Goal: Go through the entries below and retype them exactly, omitting each picture.

** START OF Data excerpts **

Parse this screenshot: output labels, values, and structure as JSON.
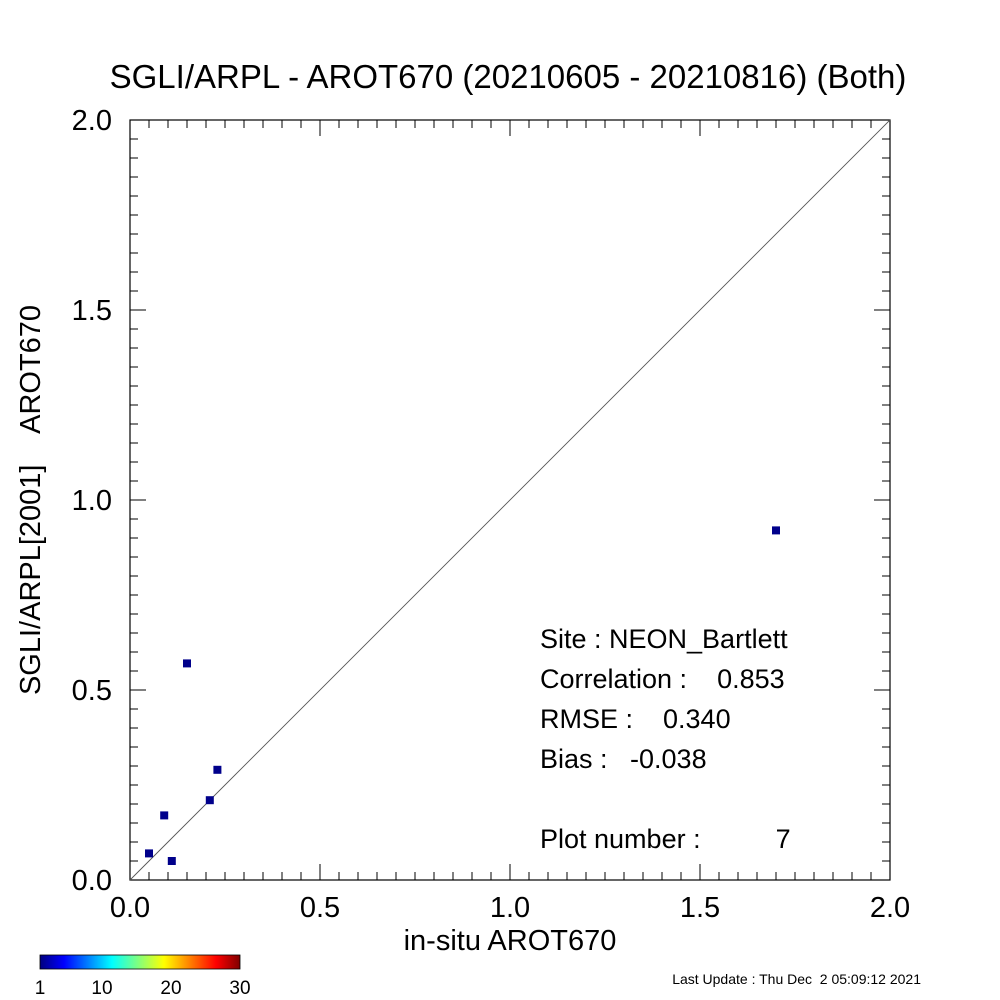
{
  "chart_data": {
    "type": "scatter",
    "title": "SGLI/ARPL - AROT670 (20210605 - 20210816) (Both)",
    "xlabel": "in-situ AROT670",
    "ylabel": "SGLI/ARPL[2001]    AROT670",
    "xlim": [
      0.0,
      2.0
    ],
    "ylim": [
      0.0,
      2.0
    ],
    "xticks": [
      "0.0",
      "0.5",
      "1.0",
      "1.5",
      "2.0"
    ],
    "yticks": [
      "0.0",
      "0.5",
      "1.0",
      "1.5",
      "2.0"
    ],
    "one_to_one_line": true,
    "grid": false,
    "points": [
      {
        "x": 0.05,
        "y": 0.07
      },
      {
        "x": 0.09,
        "y": 0.17
      },
      {
        "x": 0.11,
        "y": 0.05
      },
      {
        "x": 0.15,
        "y": 0.57
      },
      {
        "x": 0.21,
        "y": 0.21
      },
      {
        "x": 0.23,
        "y": 0.29
      },
      {
        "x": 1.7,
        "y": 0.92
      }
    ],
    "point_color": "#00008b",
    "stats": {
      "site": "Site : NEON_Bartlett",
      "correlation": "Correlation :    0.853",
      "rmse": "RMSE :    0.340",
      "bias": "Bias :   -0.038",
      "plot_number": "Plot number :          7"
    },
    "colorbar": {
      "labels": [
        "1",
        "10",
        "20",
        "30"
      ],
      "range": [
        1,
        30
      ],
      "colors": [
        "#00007f",
        "#0000ff",
        "#00ffff",
        "#ffff00",
        "#ff0000",
        "#7f0000"
      ]
    }
  },
  "footer": "Last Update : Thu Dec  2 05:09:12 2021"
}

** END OF Data excerpts **

Response to this task:
Parse this screenshot: output labels, values, and structure as JSON.
{
  "chart_data": {
    "type": "scatter",
    "title": "SGLI/ARPL - AROT670 (20210605 - 20210816) (Both)",
    "xlabel": "in-situ AROT670",
    "ylabel": "SGLI/ARPL[2001]    AROT670",
    "xlim": [
      0.0,
      2.0
    ],
    "ylim": [
      0.0,
      2.0
    ],
    "xticks": [
      "0.0",
      "0.5",
      "1.0",
      "1.5",
      "2.0"
    ],
    "yticks": [
      "0.0",
      "0.5",
      "1.0",
      "1.5",
      "2.0"
    ],
    "one_to_one_line": true,
    "grid": false,
    "points": [
      {
        "x": 0.05,
        "y": 0.07
      },
      {
        "x": 0.09,
        "y": 0.17
      },
      {
        "x": 0.11,
        "y": 0.05
      },
      {
        "x": 0.15,
        "y": 0.57
      },
      {
        "x": 0.21,
        "y": 0.21
      },
      {
        "x": 0.23,
        "y": 0.29
      },
      {
        "x": 1.7,
        "y": 0.92
      }
    ],
    "point_color": "#00008b",
    "stats": {
      "site": "Site : NEON_Bartlett",
      "correlation": "Correlation :    0.853",
      "rmse": "RMSE :    0.340",
      "bias": "Bias :   -0.038",
      "plot_number": "Plot number :          7"
    },
    "colorbar": {
      "labels": [
        "1",
        "10",
        "20",
        "30"
      ],
      "range": [
        1,
        30
      ],
      "colors": [
        "#00007f",
        "#0000ff",
        "#00ffff",
        "#ffff00",
        "#ff0000",
        "#7f0000"
      ]
    }
  },
  "footer": "Last Update : Thu Dec  2 05:09:12 2021"
}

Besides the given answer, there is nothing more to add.